*** RECORDS FOR THE EXERCISE Section Begins ***

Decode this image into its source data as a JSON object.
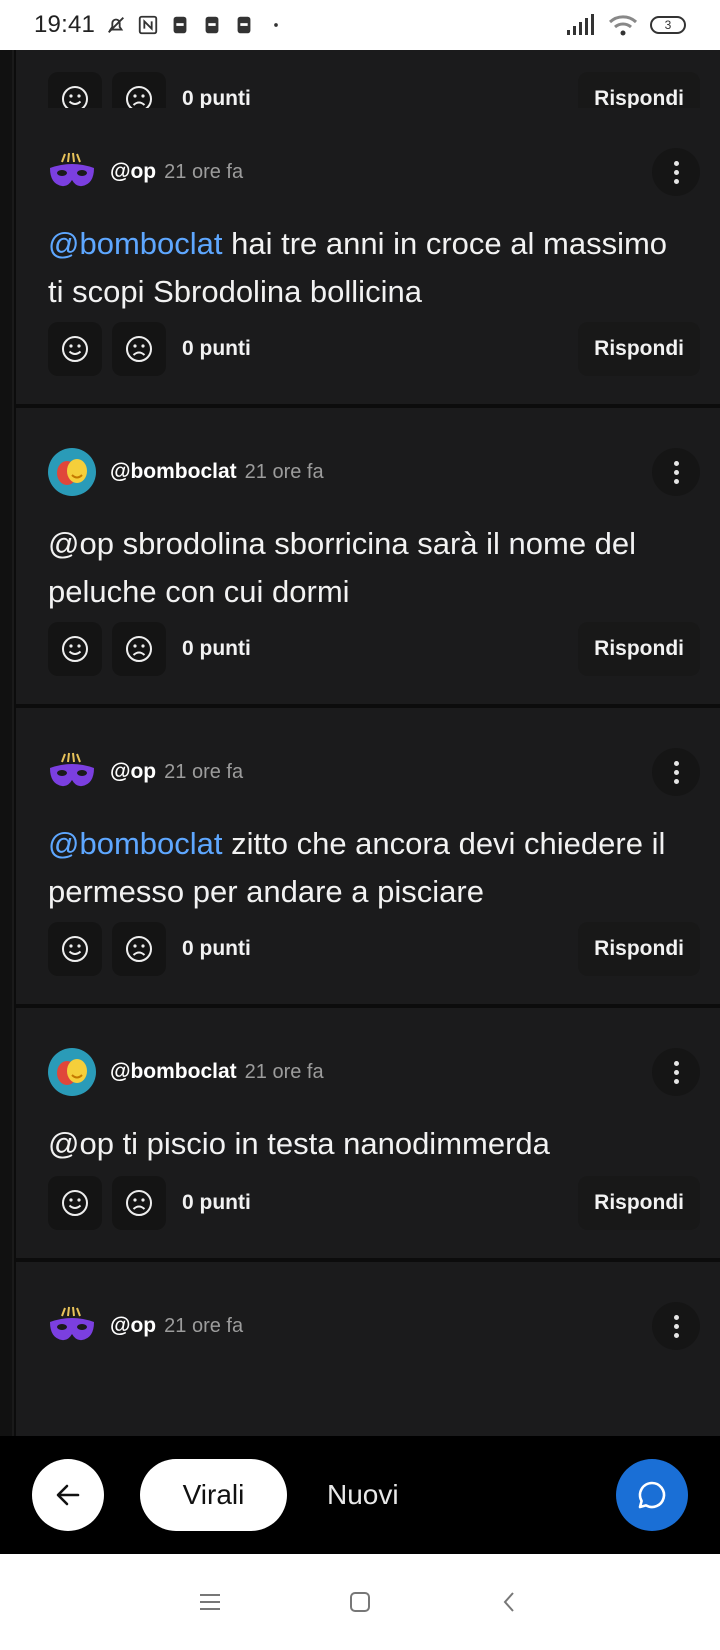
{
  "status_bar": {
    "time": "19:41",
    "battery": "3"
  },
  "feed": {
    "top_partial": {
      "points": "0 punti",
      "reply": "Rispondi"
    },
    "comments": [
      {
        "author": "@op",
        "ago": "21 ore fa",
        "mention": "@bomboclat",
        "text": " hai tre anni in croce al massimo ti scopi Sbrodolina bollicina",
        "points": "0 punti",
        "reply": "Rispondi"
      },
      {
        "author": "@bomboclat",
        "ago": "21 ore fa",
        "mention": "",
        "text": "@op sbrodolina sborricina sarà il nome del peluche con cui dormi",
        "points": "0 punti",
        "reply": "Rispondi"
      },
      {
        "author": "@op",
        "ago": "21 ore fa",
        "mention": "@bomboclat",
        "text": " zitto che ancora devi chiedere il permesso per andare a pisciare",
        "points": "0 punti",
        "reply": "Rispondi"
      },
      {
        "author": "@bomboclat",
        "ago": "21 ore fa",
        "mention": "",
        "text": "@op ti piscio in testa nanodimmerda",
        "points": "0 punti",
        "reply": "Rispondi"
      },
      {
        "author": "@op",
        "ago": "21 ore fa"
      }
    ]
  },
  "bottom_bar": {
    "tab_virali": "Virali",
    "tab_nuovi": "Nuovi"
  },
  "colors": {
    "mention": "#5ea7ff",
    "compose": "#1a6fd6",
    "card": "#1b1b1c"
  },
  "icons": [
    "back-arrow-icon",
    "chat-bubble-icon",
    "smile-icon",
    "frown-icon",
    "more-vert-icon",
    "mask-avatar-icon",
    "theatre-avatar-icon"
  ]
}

*** RECORDS FOR THE EXERCISE Section Ends ***

### [EXERCISE DIRECTIONS]
Your answer should be every line above, written out exactly, with no pictures.

### [RESULT FOR THIS EXERCISE]
Decode this image into its source data as a JSON object.
{
  "status_bar": {
    "time": "19:41",
    "battery": "3"
  },
  "feed": {
    "top_partial": {
      "points": "0 punti",
      "reply": "Rispondi"
    },
    "comments": [
      {
        "author": "@op",
        "ago": "21 ore fa",
        "mention": "@bomboclat",
        "text": " hai tre anni in croce al massimo ti scopi Sbrodolina bollicina",
        "points": "0 punti",
        "reply": "Rispondi"
      },
      {
        "author": "@bomboclat",
        "ago": "21 ore fa",
        "mention": "",
        "text": "@op sbrodolina sborricina sarà il nome del peluche con cui dormi",
        "points": "0 punti",
        "reply": "Rispondi"
      },
      {
        "author": "@op",
        "ago": "21 ore fa",
        "mention": "@bomboclat",
        "text": " zitto che ancora devi chiedere il permesso per andare a pisciare",
        "points": "0 punti",
        "reply": "Rispondi"
      },
      {
        "author": "@bomboclat",
        "ago": "21 ore fa",
        "mention": "",
        "text": "@op ti piscio in testa nanodimmerda",
        "points": "0 punti",
        "reply": "Rispondi"
      },
      {
        "author": "@op",
        "ago": "21 ore fa"
      }
    ]
  },
  "bottom_bar": {
    "tab_virali": "Virali",
    "tab_nuovi": "Nuovi"
  },
  "colors": {
    "mention": "#5ea7ff",
    "compose": "#1a6fd6",
    "card": "#1b1b1c"
  },
  "icons": [
    "back-arrow-icon",
    "chat-bubble-icon",
    "smile-icon",
    "frown-icon",
    "more-vert-icon",
    "mask-avatar-icon",
    "theatre-avatar-icon"
  ]
}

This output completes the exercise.